"""

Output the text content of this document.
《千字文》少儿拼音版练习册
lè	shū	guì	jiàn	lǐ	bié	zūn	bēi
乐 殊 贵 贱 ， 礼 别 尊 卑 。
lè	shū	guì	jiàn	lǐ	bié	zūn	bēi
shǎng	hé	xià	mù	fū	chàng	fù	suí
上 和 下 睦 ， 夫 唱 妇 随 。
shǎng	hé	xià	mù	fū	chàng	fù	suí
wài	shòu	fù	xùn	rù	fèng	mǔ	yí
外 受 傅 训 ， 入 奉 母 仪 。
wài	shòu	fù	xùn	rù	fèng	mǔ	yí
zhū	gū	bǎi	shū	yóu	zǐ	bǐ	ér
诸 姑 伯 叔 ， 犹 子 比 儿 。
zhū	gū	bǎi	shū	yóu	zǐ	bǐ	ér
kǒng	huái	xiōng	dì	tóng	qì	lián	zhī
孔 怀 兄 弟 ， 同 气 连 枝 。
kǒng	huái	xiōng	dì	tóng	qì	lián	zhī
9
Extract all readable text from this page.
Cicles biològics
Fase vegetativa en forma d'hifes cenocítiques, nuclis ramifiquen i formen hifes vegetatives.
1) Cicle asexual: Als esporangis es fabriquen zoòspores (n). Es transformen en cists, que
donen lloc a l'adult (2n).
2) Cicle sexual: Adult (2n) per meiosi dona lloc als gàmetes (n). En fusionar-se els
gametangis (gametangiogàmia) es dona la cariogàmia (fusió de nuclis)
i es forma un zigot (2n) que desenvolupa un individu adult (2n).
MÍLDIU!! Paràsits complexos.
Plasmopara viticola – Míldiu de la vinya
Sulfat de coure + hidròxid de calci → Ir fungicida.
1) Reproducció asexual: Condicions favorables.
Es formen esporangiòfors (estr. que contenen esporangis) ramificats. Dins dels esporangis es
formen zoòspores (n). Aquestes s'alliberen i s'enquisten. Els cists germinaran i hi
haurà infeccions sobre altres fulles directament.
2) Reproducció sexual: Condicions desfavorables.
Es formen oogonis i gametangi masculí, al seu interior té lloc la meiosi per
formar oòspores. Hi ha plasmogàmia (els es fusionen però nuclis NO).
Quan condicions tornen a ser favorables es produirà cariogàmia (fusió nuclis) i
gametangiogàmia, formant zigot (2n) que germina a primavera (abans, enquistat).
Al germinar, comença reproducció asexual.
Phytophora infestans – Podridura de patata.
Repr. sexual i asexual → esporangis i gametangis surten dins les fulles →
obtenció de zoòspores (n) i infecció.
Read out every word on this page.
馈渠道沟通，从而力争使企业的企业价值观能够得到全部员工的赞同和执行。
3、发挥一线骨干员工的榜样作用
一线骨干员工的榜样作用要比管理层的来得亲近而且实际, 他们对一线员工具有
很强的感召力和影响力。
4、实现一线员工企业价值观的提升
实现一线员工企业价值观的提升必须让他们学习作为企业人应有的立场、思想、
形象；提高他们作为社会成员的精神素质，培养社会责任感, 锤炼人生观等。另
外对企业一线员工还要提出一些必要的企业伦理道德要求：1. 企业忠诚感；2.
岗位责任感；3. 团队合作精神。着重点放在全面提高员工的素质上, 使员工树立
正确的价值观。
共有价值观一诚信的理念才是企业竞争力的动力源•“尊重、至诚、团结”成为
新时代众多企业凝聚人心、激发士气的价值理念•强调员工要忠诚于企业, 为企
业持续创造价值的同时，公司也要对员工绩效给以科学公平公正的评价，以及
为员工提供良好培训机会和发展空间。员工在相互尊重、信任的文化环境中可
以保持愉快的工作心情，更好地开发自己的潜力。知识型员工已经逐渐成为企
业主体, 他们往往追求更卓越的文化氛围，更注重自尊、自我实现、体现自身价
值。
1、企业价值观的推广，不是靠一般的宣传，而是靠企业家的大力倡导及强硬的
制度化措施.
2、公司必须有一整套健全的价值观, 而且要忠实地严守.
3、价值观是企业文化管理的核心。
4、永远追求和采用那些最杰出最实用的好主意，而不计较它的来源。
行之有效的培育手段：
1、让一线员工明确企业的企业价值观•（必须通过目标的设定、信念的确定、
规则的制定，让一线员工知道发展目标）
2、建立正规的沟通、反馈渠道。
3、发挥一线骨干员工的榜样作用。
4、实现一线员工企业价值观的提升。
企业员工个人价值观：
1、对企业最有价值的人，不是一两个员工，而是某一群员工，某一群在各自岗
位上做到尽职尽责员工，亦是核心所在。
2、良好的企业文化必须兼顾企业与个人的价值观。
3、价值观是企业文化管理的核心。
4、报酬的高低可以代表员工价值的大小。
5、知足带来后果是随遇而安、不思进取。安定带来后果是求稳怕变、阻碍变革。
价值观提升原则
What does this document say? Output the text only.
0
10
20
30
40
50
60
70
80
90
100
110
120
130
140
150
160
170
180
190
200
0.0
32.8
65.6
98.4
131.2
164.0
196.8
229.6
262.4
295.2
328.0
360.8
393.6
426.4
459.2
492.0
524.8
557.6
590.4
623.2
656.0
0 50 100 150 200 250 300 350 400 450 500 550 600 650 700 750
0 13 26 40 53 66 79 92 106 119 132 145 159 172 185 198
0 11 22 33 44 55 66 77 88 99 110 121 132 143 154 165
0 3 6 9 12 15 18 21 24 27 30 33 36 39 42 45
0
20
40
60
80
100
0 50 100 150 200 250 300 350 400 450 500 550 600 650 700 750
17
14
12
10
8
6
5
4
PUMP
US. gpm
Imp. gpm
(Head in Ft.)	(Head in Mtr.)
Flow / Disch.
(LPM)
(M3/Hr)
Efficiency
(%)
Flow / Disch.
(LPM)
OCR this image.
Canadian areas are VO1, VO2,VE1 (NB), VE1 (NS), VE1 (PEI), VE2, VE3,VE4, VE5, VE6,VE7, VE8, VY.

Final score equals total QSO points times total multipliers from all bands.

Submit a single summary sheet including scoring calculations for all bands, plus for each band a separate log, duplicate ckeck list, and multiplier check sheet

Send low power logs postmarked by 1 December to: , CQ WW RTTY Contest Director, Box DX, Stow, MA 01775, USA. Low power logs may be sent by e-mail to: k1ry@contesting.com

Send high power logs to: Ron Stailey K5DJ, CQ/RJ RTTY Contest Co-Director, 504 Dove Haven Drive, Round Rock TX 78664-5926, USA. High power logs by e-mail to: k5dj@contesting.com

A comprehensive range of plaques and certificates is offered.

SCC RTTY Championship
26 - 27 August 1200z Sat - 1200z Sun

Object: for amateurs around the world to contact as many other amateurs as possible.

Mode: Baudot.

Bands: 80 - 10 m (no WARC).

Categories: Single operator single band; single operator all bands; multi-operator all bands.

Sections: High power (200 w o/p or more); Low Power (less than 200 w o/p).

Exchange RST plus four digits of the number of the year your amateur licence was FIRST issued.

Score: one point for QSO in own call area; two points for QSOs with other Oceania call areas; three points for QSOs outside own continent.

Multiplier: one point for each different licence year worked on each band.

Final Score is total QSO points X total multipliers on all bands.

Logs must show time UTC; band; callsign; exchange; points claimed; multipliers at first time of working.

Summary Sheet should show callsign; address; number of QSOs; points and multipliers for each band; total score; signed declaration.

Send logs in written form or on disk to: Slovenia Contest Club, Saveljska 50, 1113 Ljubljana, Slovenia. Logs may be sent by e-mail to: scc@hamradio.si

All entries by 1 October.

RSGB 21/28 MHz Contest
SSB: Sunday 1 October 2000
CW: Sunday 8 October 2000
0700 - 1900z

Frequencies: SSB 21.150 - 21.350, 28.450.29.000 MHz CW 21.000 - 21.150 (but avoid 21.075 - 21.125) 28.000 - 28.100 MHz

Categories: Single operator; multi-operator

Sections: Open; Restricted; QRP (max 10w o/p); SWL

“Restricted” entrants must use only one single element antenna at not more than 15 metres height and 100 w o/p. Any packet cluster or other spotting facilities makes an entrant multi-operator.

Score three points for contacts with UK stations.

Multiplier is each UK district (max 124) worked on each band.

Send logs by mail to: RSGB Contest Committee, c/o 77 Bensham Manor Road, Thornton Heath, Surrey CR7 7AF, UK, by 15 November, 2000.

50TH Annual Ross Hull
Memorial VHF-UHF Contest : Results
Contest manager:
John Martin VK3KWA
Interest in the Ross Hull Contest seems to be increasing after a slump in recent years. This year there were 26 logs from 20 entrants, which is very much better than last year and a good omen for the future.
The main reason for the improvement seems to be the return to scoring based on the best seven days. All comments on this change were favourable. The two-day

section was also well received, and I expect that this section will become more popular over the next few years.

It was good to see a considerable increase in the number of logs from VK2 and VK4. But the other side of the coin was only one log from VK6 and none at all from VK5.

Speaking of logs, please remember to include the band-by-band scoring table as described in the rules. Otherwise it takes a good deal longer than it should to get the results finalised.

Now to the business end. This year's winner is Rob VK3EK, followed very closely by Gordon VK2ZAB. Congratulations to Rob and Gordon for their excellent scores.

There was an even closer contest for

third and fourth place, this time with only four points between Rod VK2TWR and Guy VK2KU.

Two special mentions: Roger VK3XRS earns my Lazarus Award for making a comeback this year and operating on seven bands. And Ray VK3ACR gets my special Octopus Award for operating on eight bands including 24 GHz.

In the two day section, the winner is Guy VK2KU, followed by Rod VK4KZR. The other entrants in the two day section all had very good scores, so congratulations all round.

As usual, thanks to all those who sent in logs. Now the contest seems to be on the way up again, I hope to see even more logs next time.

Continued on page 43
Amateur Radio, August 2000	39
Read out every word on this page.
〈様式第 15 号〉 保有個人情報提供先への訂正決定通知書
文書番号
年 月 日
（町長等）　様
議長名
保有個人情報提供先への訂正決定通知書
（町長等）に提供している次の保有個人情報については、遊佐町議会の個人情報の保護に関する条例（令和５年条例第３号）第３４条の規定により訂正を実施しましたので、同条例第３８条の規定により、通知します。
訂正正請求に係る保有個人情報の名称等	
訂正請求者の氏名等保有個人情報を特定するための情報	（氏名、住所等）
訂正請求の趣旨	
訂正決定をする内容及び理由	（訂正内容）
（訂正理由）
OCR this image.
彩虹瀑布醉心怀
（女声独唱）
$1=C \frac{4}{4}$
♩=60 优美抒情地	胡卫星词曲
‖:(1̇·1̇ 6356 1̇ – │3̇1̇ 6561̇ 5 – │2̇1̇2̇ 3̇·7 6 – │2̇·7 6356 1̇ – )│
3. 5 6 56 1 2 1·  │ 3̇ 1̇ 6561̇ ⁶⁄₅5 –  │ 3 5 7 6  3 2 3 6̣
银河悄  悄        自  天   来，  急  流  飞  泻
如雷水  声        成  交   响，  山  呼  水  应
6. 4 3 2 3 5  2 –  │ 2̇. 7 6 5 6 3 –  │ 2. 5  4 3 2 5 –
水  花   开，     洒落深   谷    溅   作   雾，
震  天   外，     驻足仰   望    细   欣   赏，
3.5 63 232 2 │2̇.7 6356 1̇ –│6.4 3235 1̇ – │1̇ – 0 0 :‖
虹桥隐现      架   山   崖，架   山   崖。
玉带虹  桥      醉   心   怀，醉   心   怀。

"""

GIVEN TASK
State the count of lines with the word "asexual" in them, and write nothing else.

TASK RESPONSE
4